Exercise input:
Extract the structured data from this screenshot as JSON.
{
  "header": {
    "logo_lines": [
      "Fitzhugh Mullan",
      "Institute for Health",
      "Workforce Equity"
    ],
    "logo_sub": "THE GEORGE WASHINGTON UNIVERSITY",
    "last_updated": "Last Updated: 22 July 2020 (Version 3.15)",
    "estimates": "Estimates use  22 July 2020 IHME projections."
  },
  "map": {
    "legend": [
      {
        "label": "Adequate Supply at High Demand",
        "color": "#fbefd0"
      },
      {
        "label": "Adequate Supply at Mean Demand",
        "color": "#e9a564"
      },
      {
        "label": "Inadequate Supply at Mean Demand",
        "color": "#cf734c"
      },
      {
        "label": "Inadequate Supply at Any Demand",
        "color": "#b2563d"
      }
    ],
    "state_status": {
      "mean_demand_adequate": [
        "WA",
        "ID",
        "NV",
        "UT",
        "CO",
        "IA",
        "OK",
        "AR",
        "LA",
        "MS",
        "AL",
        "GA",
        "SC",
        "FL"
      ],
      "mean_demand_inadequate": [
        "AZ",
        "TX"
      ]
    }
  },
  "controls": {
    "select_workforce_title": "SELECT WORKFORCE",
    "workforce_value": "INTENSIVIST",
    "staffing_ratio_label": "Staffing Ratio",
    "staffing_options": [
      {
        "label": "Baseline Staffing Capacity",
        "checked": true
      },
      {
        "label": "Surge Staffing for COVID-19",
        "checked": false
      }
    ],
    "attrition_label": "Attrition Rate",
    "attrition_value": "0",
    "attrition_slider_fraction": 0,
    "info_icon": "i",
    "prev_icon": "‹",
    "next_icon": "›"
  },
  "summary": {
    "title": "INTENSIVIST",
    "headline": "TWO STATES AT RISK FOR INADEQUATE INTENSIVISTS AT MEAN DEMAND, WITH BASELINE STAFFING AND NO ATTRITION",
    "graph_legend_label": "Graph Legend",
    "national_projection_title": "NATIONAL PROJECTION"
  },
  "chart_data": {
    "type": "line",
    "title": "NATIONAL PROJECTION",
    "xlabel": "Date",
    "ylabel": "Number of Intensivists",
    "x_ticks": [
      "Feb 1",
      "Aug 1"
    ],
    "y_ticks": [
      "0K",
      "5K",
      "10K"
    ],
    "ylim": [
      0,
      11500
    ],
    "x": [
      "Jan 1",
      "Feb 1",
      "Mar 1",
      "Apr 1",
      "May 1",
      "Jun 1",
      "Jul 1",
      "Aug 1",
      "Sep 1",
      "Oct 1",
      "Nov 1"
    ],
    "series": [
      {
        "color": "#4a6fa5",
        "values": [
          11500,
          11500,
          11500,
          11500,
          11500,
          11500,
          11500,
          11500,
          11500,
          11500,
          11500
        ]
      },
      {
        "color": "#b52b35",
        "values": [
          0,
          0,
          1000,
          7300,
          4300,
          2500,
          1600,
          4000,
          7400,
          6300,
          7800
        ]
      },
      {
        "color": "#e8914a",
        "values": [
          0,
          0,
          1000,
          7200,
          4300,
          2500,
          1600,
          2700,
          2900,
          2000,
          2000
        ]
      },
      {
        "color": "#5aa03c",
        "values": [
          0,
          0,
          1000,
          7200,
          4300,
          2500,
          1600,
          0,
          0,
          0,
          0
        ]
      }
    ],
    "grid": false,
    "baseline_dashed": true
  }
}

Exercise goal:
Copy out the material word for word and line for line.

Exercise answer:
Extract the structured data from this screenshot as JSON.
{
  "header": {
    "logo_lines": [
      "Fitzhugh Mullan",
      "Institute for Health",
      "Workforce Equity"
    ],
    "logo_sub": "THE GEORGE WASHINGTON UNIVERSITY",
    "last_updated": "Last Updated: 22 July 2020 (Version 3.15)",
    "estimates": "Estimates use  22 July 2020 IHME projections."
  },
  "map": {
    "legend": [
      {
        "label": "Adequate Supply at High Demand",
        "color": "#fbefd0"
      },
      {
        "label": "Adequate Supply at Mean Demand",
        "color": "#e9a564"
      },
      {
        "label": "Inadequate Supply at Mean Demand",
        "color": "#cf734c"
      },
      {
        "label": "Inadequate Supply at Any Demand",
        "color": "#b2563d"
      }
    ],
    "state_status": {
      "mean_demand_adequate": [
        "WA",
        "ID",
        "NV",
        "UT",
        "CO",
        "IA",
        "OK",
        "AR",
        "LA",
        "MS",
        "AL",
        "GA",
        "SC",
        "FL"
      ],
      "mean_demand_inadequate": [
        "AZ",
        "TX"
      ]
    }
  },
  "controls": {
    "select_workforce_title": "SELECT WORKFORCE",
    "workforce_value": "INTENSIVIST",
    "staffing_ratio_label": "Staffing Ratio",
    "staffing_options": [
      {
        "label": "Baseline Staffing Capacity",
        "checked": true
      },
      {
        "label": "Surge Staffing for COVID-19",
        "checked": false
      }
    ],
    "attrition_label": "Attrition Rate",
    "attrition_value": "0",
    "attrition_slider_fraction": 0,
    "info_icon": "i",
    "prev_icon": "‹",
    "next_icon": "›"
  },
  "summary": {
    "title": "INTENSIVIST",
    "headline": "TWO STATES AT RISK FOR INADEQUATE INTENSIVISTS AT MEAN DEMAND, WITH BASELINE STAFFING AND NO ATTRITION",
    "graph_legend_label": "Graph Legend",
    "national_projection_title": "NATIONAL PROJECTION"
  },
  "chart_data": {
    "type": "line",
    "title": "NATIONAL PROJECTION",
    "xlabel": "Date",
    "ylabel": "Number of Intensivists",
    "x_ticks": [
      "Feb 1",
      "Aug 1"
    ],
    "y_ticks": [
      "0K",
      "5K",
      "10K"
    ],
    "ylim": [
      0,
      11500
    ],
    "x": [
      "Jan 1",
      "Feb 1",
      "Mar 1",
      "Apr 1",
      "May 1",
      "Jun 1",
      "Jul 1",
      "Aug 1",
      "Sep 1",
      "Oct 1",
      "Nov 1"
    ],
    "series": [
      {
        "color": "#4a6fa5",
        "values": [
          11500,
          11500,
          11500,
          11500,
          11500,
          11500,
          11500,
          11500,
          11500,
          11500,
          11500
        ]
      },
      {
        "color": "#b52b35",
        "values": [
          0,
          0,
          1000,
          7300,
          4300,
          2500,
          1600,
          4000,
          7400,
          6300,
          7800
        ]
      },
      {
        "color": "#e8914a",
        "values": [
          0,
          0,
          1000,
          7200,
          4300,
          2500,
          1600,
          2700,
          2900,
          2000,
          2000
        ]
      },
      {
        "color": "#5aa03c",
        "values": [
          0,
          0,
          1000,
          7200,
          4300,
          2500,
          1600,
          0,
          0,
          0,
          0
        ]
      }
    ],
    "grid": false,
    "baseline_dashed": true
  }
}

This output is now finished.